__Extract__.
# Deciding stabilizer length



## tazman7 (Nov 5, 2005)

Hi,

I am in the process of setting up my Halon X for indoor and 3d. I need to purchase a stabilizer and was wondering how I go about deciding the length that I need. I am 6'2" tall, and have heard the longer the better with my height. Thanks.


----------



## SonnyThomas (Sep 10, 2006)

A 30" front is basically normal. Back bars run 10", 12" and 15". I run a 30" and 10" back and a 30" and 12" back. I have run a 30" and two 12" back bars. That I use quick disconnects figure another inch longer.


----------



## BlackOut369 (Jan 8, 2016)

Never really heard of a taller person really needing a longer stabilizer other than for resting the bow on it between shots. You may feel that you might want one slightly over 30" just for the fact of resting your bow at a convenient height. but for the shooting aspect never really heard much about that. But a couple of people that I know tend to run a single 12" off of the back. Couldn't honestly say I've seen much any shorter for the back on a Halon. The Halon seems like a relatively easy bow to run a 12" on the back since it's easier to mount it out of the way unlike some other bows.


----------



## bigHUN (Feb 5, 2006)

you cannot decide from reading bs what we are just answering to you

if you think you will save on money listening what other people telling you....well, this is not working that way

you have to play with several stabilizers and what feels about right you leave it on the bow
the best you can help yourself if you member in a bigger archery club, and ask people for a loaner stabilizers, try every day something else

stabilizers (and releases) are more like personalized items, like underwear, if doesn't fit you at the first - you will never get used to it

back to OP
the stabilizer length have nothing to do with your personal height or weight but is directly related how strong you hold the weight, 
are you pulling on cables or limb stops or cracking the back wall...that must decide first either you hold #22-24 or get a long stabilizer and hang your truck at the end, 
also a very disputable single or double siderod, this is again a decent amount of bs standpoints, what some people like or 
what will put you in a higher score game


----------



## dk_ace1 (Mar 31, 2015)

__Supplied records__.
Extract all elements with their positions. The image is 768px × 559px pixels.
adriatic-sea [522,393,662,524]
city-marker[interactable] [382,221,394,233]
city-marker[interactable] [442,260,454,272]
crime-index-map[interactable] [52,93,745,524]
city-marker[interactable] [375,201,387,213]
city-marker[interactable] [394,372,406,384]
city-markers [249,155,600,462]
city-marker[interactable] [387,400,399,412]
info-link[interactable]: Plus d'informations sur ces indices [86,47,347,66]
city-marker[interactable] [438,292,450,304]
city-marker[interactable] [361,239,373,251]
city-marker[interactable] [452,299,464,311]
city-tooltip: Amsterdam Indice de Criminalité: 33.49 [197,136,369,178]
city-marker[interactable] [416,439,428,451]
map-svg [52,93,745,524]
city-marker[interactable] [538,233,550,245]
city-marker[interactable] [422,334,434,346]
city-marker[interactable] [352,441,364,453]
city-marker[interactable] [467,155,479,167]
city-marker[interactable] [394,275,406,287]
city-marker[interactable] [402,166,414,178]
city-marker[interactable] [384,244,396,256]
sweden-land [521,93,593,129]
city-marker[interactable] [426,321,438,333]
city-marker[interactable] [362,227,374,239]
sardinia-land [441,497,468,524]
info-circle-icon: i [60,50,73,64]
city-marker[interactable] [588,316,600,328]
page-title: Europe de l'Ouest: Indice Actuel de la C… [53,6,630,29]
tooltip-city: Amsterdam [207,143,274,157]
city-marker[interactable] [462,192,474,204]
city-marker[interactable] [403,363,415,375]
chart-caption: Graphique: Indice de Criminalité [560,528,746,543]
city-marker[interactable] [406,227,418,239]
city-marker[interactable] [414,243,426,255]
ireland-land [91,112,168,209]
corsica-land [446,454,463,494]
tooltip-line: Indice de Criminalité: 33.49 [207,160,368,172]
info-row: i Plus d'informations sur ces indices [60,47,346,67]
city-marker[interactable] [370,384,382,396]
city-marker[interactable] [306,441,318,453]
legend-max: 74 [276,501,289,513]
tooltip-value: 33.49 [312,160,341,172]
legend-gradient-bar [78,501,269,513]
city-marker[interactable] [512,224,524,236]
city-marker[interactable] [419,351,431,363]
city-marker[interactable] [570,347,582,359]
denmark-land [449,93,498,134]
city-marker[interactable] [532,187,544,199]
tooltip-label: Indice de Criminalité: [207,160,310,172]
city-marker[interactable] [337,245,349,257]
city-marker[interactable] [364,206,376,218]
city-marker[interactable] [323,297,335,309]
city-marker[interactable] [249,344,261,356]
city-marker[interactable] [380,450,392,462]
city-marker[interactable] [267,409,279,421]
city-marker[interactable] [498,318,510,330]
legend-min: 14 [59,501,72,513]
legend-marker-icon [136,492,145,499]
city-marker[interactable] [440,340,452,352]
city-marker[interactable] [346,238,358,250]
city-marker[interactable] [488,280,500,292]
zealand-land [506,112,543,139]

__Task requirements__.
A - Could you turn the records, from their first line up to and including the line containing "info-circle-icon: i [60,50,73,64]", into a Markdown table with the columns Row and Line, leaving out any blank lines?
B - Can you continue the forum thread on choosing stabilizer length from the point where it stops?
The records have no connection to the forum thread on stabilizer length.

__Written responses__.
A -
| Row | Line |
|---|---|
| 1 | Extract all elements with their positions. The image is 768px × 559px pixels. |
| 2 | adriatic-sea [522,393,662,524] |
| 3 | city-marker[interactable] [382,221,394,233] |
| 4 | city-marker[interactable] [442,260,454,272] |
| 5 | crime-index-map[interactable] [52,93,745,524] |
| 6 | city-marker[interactable] [375,201,387,213] |
| 7 | city-marker[interactable] [394,372,406,384] |
| 8 | city-markers [249,155,600,462] |
| 9 | city-marker[interactable] [387,400,399,412] |
| 10 | info-link[interactable]: Plus d'informations sur ces indices [86,47,347,66] |
| 11 | city-marker[interactable] [438,292,450,304] |
| 12 | city-marker[interactable] [361,239,373,251] |
| 13 | city-marker[interactable] [452,299,464,311] |
| 14 | city-tooltip: Amsterdam Indice de Criminalité: 33.49 [197,136,369,178] |
| 15 | city-marker[interactable] [416,439,428,451] |
| 16 | map-svg [52,93,745,524] |
| 17 | city-marker[interactable] [538,233,550,245] |
| 18 | city-marker[interactable] [422,334,434,346] |
| 19 | city-marker[interactable] [352,441,364,453] |
| 20 | city-marker[interactable] [467,155,479,167] |
| 21 | city-marker[interactable] [394,275,406,287] |
| 22 | city-marker[interactable] [402,166,414,178] |
| 23 | city-marker[interactable] [384,244,396,256] |
| 24 | sweden-land [521,93,593,129] |
| 25 | city-marker[interactable] [426,321,438,333] |
| 26 | city-marker[interactable] [362,227,374,239] |
| 27 | sardinia-land [441,497,468,524] |
| 28 | info-circle-icon: i [60,50,73,64] |

B -
BlackOut369 said:


> Never really heard of a taller person really needing a longer stabilizer other than for resting the bow on it between shots.


The tall guys that I know that prefer longer front bars prefer them for exactly that reason. They want the bar to be short enough that they can fully extend and relax their arms when they set the bow down long enough that they don't have to bend over to pick the bow up. 

I'm 6' tall with arms a little longer than average. I have a 33" front bar, would probably go 30" if I was buying again as the 33 is a little taller when resting the bow than I would like. I won't sell or swap over it, but if I was buying again I would go 30". If you're 6'2" with arms that aren't on the long side for your height, a 33 might be perfect. 

It's not hard to figure. See where your hand is when you stand relaxed as if you were resting the bow the way you want to. have someone measure how far that is from the ground. Add in your bow measurements and now you know how long of a bar you want for this purpose. 

The difference in leverage isn't a big deal IMO. The leverage difference between 30 and 33" bars is 10%, not something I would get hung up on.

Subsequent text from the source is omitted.